(Data entries)

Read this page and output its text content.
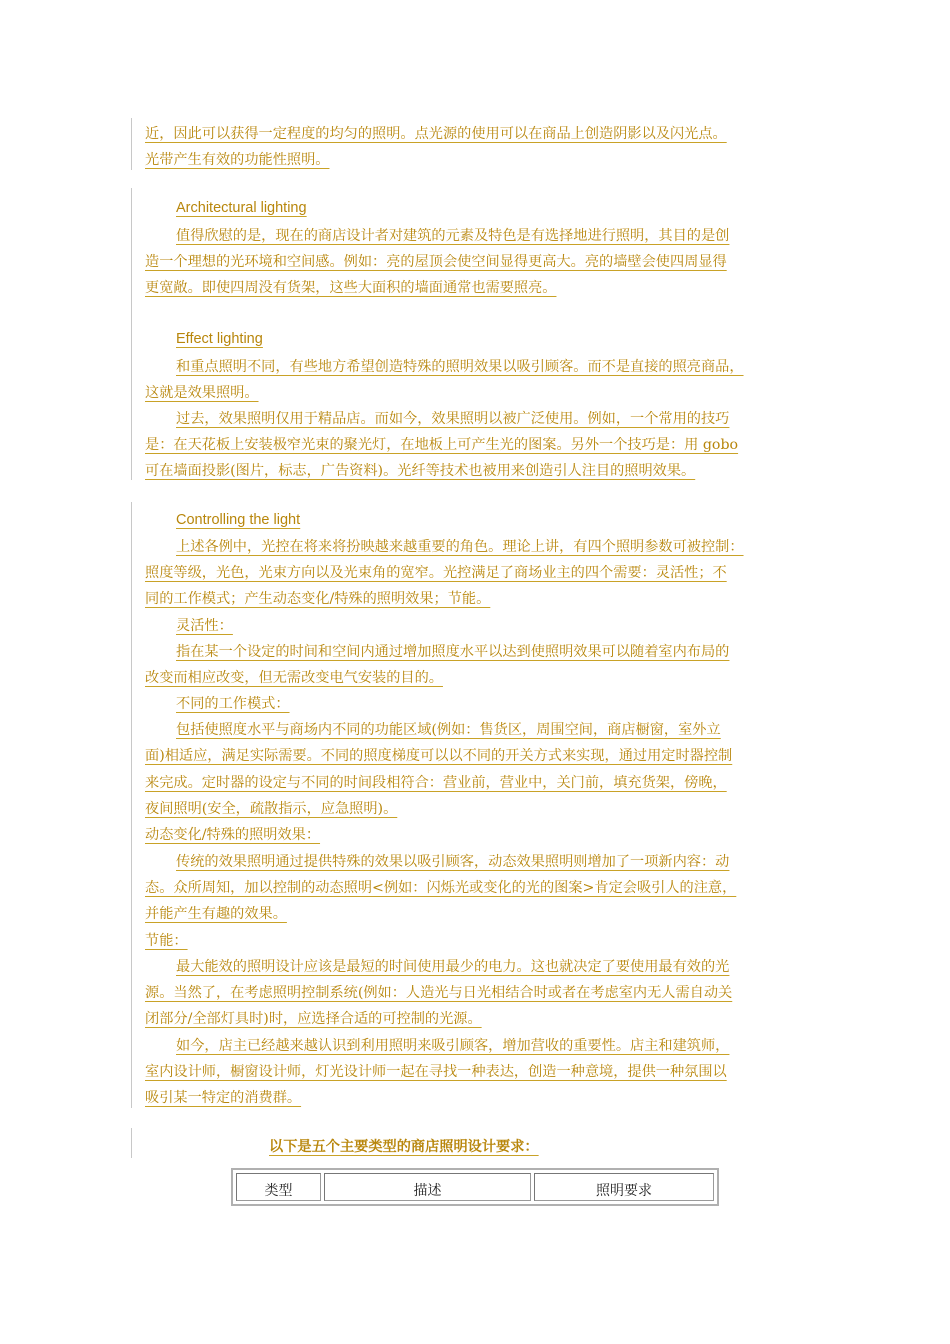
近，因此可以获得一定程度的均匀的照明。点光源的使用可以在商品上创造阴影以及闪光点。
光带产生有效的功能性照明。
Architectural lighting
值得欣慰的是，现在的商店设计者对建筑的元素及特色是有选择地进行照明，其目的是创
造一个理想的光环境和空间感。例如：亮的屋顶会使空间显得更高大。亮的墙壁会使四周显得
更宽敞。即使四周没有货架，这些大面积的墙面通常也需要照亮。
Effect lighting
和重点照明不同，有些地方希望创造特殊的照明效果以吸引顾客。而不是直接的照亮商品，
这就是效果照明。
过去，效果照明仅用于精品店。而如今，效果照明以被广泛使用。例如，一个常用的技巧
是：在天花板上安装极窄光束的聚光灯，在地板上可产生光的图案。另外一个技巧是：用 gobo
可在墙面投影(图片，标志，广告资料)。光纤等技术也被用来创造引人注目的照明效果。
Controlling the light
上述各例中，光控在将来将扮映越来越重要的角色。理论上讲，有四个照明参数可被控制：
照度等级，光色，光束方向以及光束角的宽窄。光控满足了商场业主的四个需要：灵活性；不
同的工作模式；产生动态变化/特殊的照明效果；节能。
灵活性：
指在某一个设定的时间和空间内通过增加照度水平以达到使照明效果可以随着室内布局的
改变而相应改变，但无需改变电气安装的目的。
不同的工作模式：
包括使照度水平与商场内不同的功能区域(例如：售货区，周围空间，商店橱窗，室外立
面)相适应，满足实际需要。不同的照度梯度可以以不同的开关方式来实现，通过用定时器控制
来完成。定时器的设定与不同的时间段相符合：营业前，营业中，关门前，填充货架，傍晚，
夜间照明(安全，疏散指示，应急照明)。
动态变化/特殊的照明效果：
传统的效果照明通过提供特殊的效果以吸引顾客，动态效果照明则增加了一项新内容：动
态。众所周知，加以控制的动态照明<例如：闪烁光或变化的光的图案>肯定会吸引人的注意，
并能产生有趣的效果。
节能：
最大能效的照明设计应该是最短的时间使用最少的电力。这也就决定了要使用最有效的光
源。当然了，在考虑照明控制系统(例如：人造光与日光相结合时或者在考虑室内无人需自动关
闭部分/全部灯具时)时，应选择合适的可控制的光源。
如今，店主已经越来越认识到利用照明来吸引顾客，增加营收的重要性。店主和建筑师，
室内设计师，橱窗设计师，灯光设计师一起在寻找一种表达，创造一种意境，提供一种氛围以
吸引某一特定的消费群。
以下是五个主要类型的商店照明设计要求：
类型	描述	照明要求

**TASK BRIEF:** In your copy, leave out the pictures and reproduce the material above exactly.

**TASK RESULT:**
Read this page and output its text content.
近，因此可以获得一定程度的均匀的照明。点光源的使用可以在商品上创造阴影以及闪光点。
光带产生有效的功能性照明。
Architectural lighting
值得欣慰的是，现在的商店设计者对建筑的元素及特色是有选择地进行照明，其目的是创
造一个理想的光环境和空间感。例如：亮的屋顶会使空间显得更高大。亮的墙壁会使四周显得
更宽敞。即使四周没有货架，这些大面积的墙面通常也需要照亮。
Effect lighting
和重点照明不同，有些地方希望创造特殊的照明效果以吸引顾客。而不是直接的照亮商品，
这就是效果照明。
过去，效果照明仅用于精品店。而如今，效果照明以被广泛使用。例如，一个常用的技巧
是：在天花板上安装极窄光束的聚光灯，在地板上可产生光的图案。另外一个技巧是：用 gobo
可在墙面投影(图片，标志，广告资料)。光纤等技术也被用来创造引人注目的照明效果。
Controlling the light
上述各例中，光控在将来将扮映越来越重要的角色。理论上讲，有四个照明参数可被控制：
照度等级，光色，光束方向以及光束角的宽窄。光控满足了商场业主的四个需要：灵活性；不
同的工作模式；产生动态变化/特殊的照明效果；节能。
灵活性：
指在某一个设定的时间和空间内通过增加照度水平以达到使照明效果可以随着室内布局的
改变而相应改变，但无需改变电气安装的目的。
不同的工作模式：
包括使照度水平与商场内不同的功能区域(例如：售货区，周围空间，商店橱窗，室外立
面)相适应，满足实际需要。不同的照度梯度可以以不同的开关方式来实现，通过用定时器控制
来完成。定时器的设定与不同的时间段相符合：营业前，营业中，关门前，填充货架，傍晚，
夜间照明(安全，疏散指示，应急照明)。
动态变化/特殊的照明效果：
传统的效果照明通过提供特殊的效果以吸引顾客，动态效果照明则增加了一项新内容：动
态。众所周知，加以控制的动态照明<例如：闪烁光或变化的光的图案>肯定会吸引人的注意，
并能产生有趣的效果。
节能：
最大能效的照明设计应该是最短的时间使用最少的电力。这也就决定了要使用最有效的光
源。当然了，在考虑照明控制系统(例如：人造光与日光相结合时或者在考虑室内无人需自动关
闭部分/全部灯具时)时，应选择合适的可控制的光源。
如今，店主已经越来越认识到利用照明来吸引顾客，增加营收的重要性。店主和建筑师，
室内设计师，橱窗设计师，灯光设计师一起在寻找一种表达，创造一种意境，提供一种氛围以
吸引某一特定的消费群。
以下是五个主要类型的商店照明设计要求：
类型	描述	照明要求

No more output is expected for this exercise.